Reproduce the listing exactly, with no pictures in your copy.
━━━
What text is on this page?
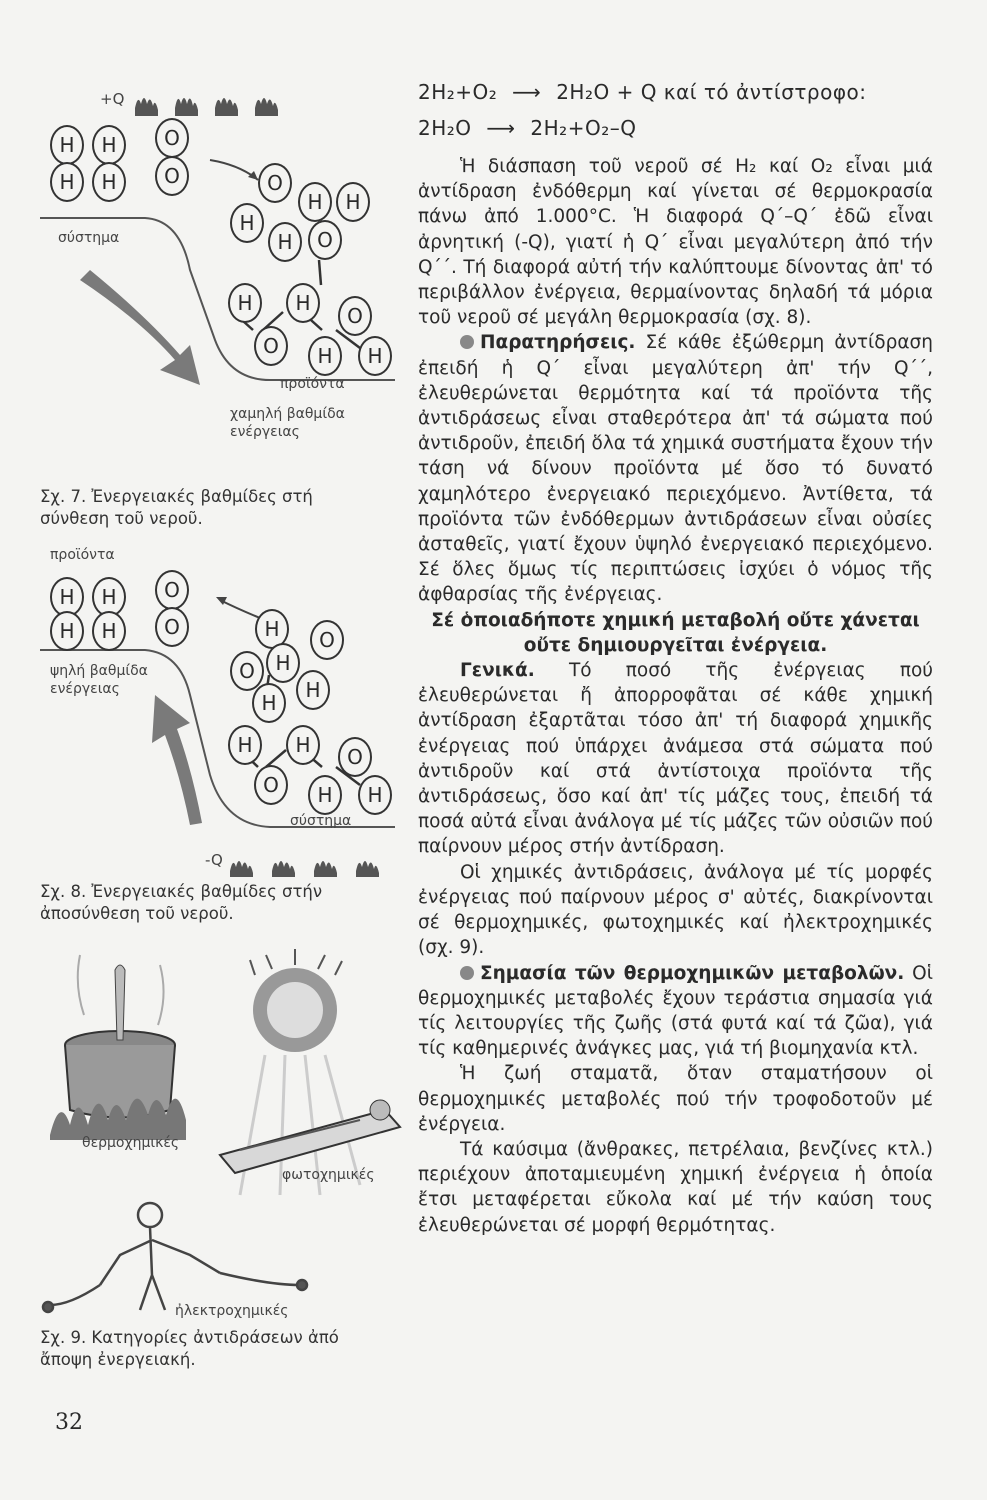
+Q
H	H	O
H	H	O
σύστημα
O
H	H
H
H	O
H	H
O
O	H	H
προϊόντα
χαμηλή βαθμίδα
ενέργειας
Σχ. 7. Ἐνεργειακές βαθμίδες στή
σύνθεση τοῦ νεροῦ.
προϊόντα
H	H	O
H	H	O
ψηλή βαθμίδα
ενέργειας
H	O
O	H
H
H
H	H	O
O	H	H
σύστημα
-Q
Σχ. 8. Ἐνεργειακές βαθμίδες στήν
ἀποσύνθεση τοῦ νεροῦ.
θερμοχημικές
φωτοχημικές
ἠλεκτροχημικές
Σχ. 9. Κατηγορίες ἀντιδράσεων ἀπό
ἄποψη ἐνεργειακή.
32
2H₂+O₂ ⟶ 2H₂O + Q καί τό ἀντίστροφο:
2H₂O ⟶ 2H₂+O₂–Q

Ἡ διάσπαση τοῦ νεροῦ σέ H₂ καί O₂ εἶναι μιά ἀντίδραση ἐνδόθερμη καί γίνεται σέ θερμοκρασία πάνω ἀπό 1.000°C. Ἡ διαφορά Q΄–Q΄ ἐδῶ εἶναι ἀρνητική (-Q), γιατί ἡ Q΄ εἶναι μεγαλύτερη ἀπό τήν Q΄΄. Τή διαφορά αὐτή τήν καλύπτουμε δίνοντας ἀπ' τό περιβάλλον ἐνέργεια, θερμαίνοντας δηλαδή τά μόρια τοῦ νεροῦ σέ μεγάλη θερμοκρασία (σχ. 8).

Παρατηρήσεις. Σέ κάθε ἐξώθερμη ἀντίδραση ἐπειδή ἡ Q΄ εἶναι μεγαλύτερη ἀπ' τήν Q΄΄, ἐλευθερώνεται θερμότητα καί τά προϊόντα τῆς ἀντιδράσεως εἶναι σταθερότερα ἀπ' τά σώματα πού ἀντιδροῦν, ἐπειδή ὅλα τά χημικά συστήματα ἔχουν τήν τάση νά δίνουν προϊόντα μέ ὅσο τό δυνατό χαμηλότερο ἐνεργειακό περιεχόμενο. Ἀντίθετα, τά προϊόντα τῶν ἐνδόθερμων ἀντιδράσεων εἶναι οὐσίες ἀσταθεῖς, γιατί ἔχουν ὑψηλό ἐνεργειακό περιεχόμενο. Σέ ὅλες ὅμως τίς περιπτώσεις ἰσχύει ὁ νόμος τῆς ἀφθαρσίας τῆς ἐνέργειας.

Σέ ὁποιαδήποτε χημική μεταβολή οὔτε χάνεται οὔτε δημιουργεῖται ἐνέργεια.

Γενικά. Τό ποσό τῆς ἐνέργειας πού ἐλευθερώνεται ἤ ἀπορροφᾶται σέ κάθε χημική ἀντίδραση ἐξαρτᾶται τόσο ἀπ' τή διαφορά χημικῆς ἐνέργειας πού ὑπάρχει ἀνάμεσα στά σώματα πού ἀντιδροῦν καί στά ἀντίστοιχα προϊόντα τῆς ἀντιδράσεως, ὅσο καί ἀπ' τίς μάζες τους, ἐπειδή τά ποσά αὐτά εἶναι ἀνάλογα μέ τίς μάζες τῶν οὐσιῶν πού παίρνουν μέρος στήν ἀντίδραση.

Οἱ χημικές ἀντιδράσεις, ἀνάλογα μέ τίς μορφές ἐνέργειας πού παίρνουν μέρος σ' αὐτές, διακρίνονται σέ θερμοχημικές, φωτοχημικές καί ἠλεκτροχημικές (σχ. 9).

Σημασία τῶν θερμοχημικῶν μεταβολῶν. Οἱ θερμοχημικές μεταβολές ἔχουν τεράστια σημασία γιά τίς λειτουργίες τῆς ζωῆς (στά φυτά καί τά ζῶα), γιά τίς καθημερινές ἀνάγκες μας, γιά τή βιομηχανία κτλ.

Ἡ ζωή σταματᾶ, ὅταν σταματήσουν οἱ θερμοχημικές μεταβολές πού τήν τροφοδοτοῦν μέ ἐνέργεια.

Τά καύσιμα (ἄνθρακες, πετρέλαια, βενζίνες κτλ.) περιέχουν ἀποταμιευμένη χημική ἐνέργεια ἡ ὁποία ἔτσι μεταφέρεται εὔκολα καί μέ τήν καύση τους ἐλευθερώνεται σέ μορφή θερμότητας.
━━━
Task response:
What text is on this page?
+Q
H	H	O
H	H	O
σύστημα
O
H	H
H
H	O
H	H
O
O	H	H
προϊόντα
χαμηλή βαθμίδα
ενέργειας
Σχ. 7. Ἐνεργειακές βαθμίδες στή
σύνθεση τοῦ νεροῦ.
προϊόντα
H	H	O
H	H	O
ψηλή βαθμίδα
ενέργειας
H	O
O	H
H
H
H	H	O
O	H	H
σύστημα
-Q
Σχ. 8. Ἐνεργειακές βαθμίδες στήν
ἀποσύνθεση τοῦ νεροῦ.
θερμοχημικές
φωτοχημικές
ἠλεκτροχημικές
Σχ. 9. Κατηγορίες ἀντιδράσεων ἀπό
ἄποψη ἐνεργειακή.
32
2H₂+O₂ ⟶ 2H₂O + Q καί τό ἀντίστροφο:
2H₂O ⟶ 2H₂+O₂–Q

Ἡ διάσπαση τοῦ νεροῦ σέ H₂ καί O₂ εἶναι μιά ἀντίδραση ἐνδόθερμη καί γίνεται σέ θερμοκρασία πάνω ἀπό 1.000°C. Ἡ διαφορά Q΄–Q΄ ἐδῶ εἶναι ἀρνητική (-Q), γιατί ἡ Q΄ εἶναι μεγαλύτερη ἀπό τήν Q΄΄. Τή διαφορά αὐτή τήν καλύπτουμε δίνοντας ἀπ' τό περιβάλλον ἐνέργεια, θερμαίνοντας δηλαδή τά μόρια τοῦ νεροῦ σέ μεγάλη θερμοκρασία (σχ. 8).

Παρατηρήσεις. Σέ κάθε ἐξώθερμη ἀντίδραση ἐπειδή ἡ Q΄ εἶναι μεγαλύτερη ἀπ' τήν Q΄΄, ἐλευθερώνεται θερμότητα καί τά προϊόντα τῆς ἀντιδράσεως εἶναι σταθερότερα ἀπ' τά σώματα πού ἀντιδροῦν, ἐπειδή ὅλα τά χημικά συστήματα ἔχουν τήν τάση νά δίνουν προϊόντα μέ ὅσο τό δυνατό χαμηλότερο ἐνεργειακό περιεχόμενο. Ἀντίθετα, τά προϊόντα τῶν ἐνδόθερμων ἀντιδράσεων εἶναι οὐσίες ἀσταθεῖς, γιατί ἔχουν ὑψηλό ἐνεργειακό περιεχόμενο. Σέ ὅλες ὅμως τίς περιπτώσεις ἰσχύει ὁ νόμος τῆς ἀφθαρσίας τῆς ἐνέργειας.

Σέ ὁποιαδήποτε χημική μεταβολή οὔτε χάνεται οὔτε δημιουργεῖται ἐνέργεια.

Γενικά. Τό ποσό τῆς ἐνέργειας πού ἐλευθερώνεται ἤ ἀπορροφᾶται σέ κάθε χημική ἀντίδραση ἐξαρτᾶται τόσο ἀπ' τή διαφορά χημικῆς ἐνέργειας πού ὑπάρχει ἀνάμεσα στά σώματα πού ἀντιδροῦν καί στά ἀντίστοιχα προϊόντα τῆς ἀντιδράσεως, ὅσο καί ἀπ' τίς μάζες τους, ἐπειδή τά ποσά αὐτά εἶναι ἀνάλογα μέ τίς μάζες τῶν οὐσιῶν πού παίρνουν μέρος στήν ἀντίδραση.

Οἱ χημικές ἀντιδράσεις, ἀνάλογα μέ τίς μορφές ἐνέργειας πού παίρνουν μέρος σ' αὐτές, διακρίνονται σέ θερμοχημικές, φωτοχημικές καί ἠλεκτροχημικές (σχ. 9).

Σημασία τῶν θερμοχημικῶν μεταβολῶν. Οἱ θερμοχημικές μεταβολές ἔχουν τεράστια σημασία γιά τίς λειτουργίες τῆς ζωῆς (στά φυτά καί τά ζῶα), γιά τίς καθημερινές ἀνάγκες μας, γιά τή βιομηχανία κτλ.

Ἡ ζωή σταματᾶ, ὅταν σταματήσουν οἱ θερμοχημικές μεταβολές πού τήν τροφοδοτοῦν μέ ἐνέργεια.

Τά καύσιμα (ἄνθρακες, πετρέλαια, βενζίνες κτλ.) περιέχουν ἀποταμιευμένη χημική ἐνέργεια ἡ ὁποία ἔτσι μεταφέρεται εὔκολα καί μέ τήν καύση τους ἐλευθερώνεται σέ μορφή θερμότητας.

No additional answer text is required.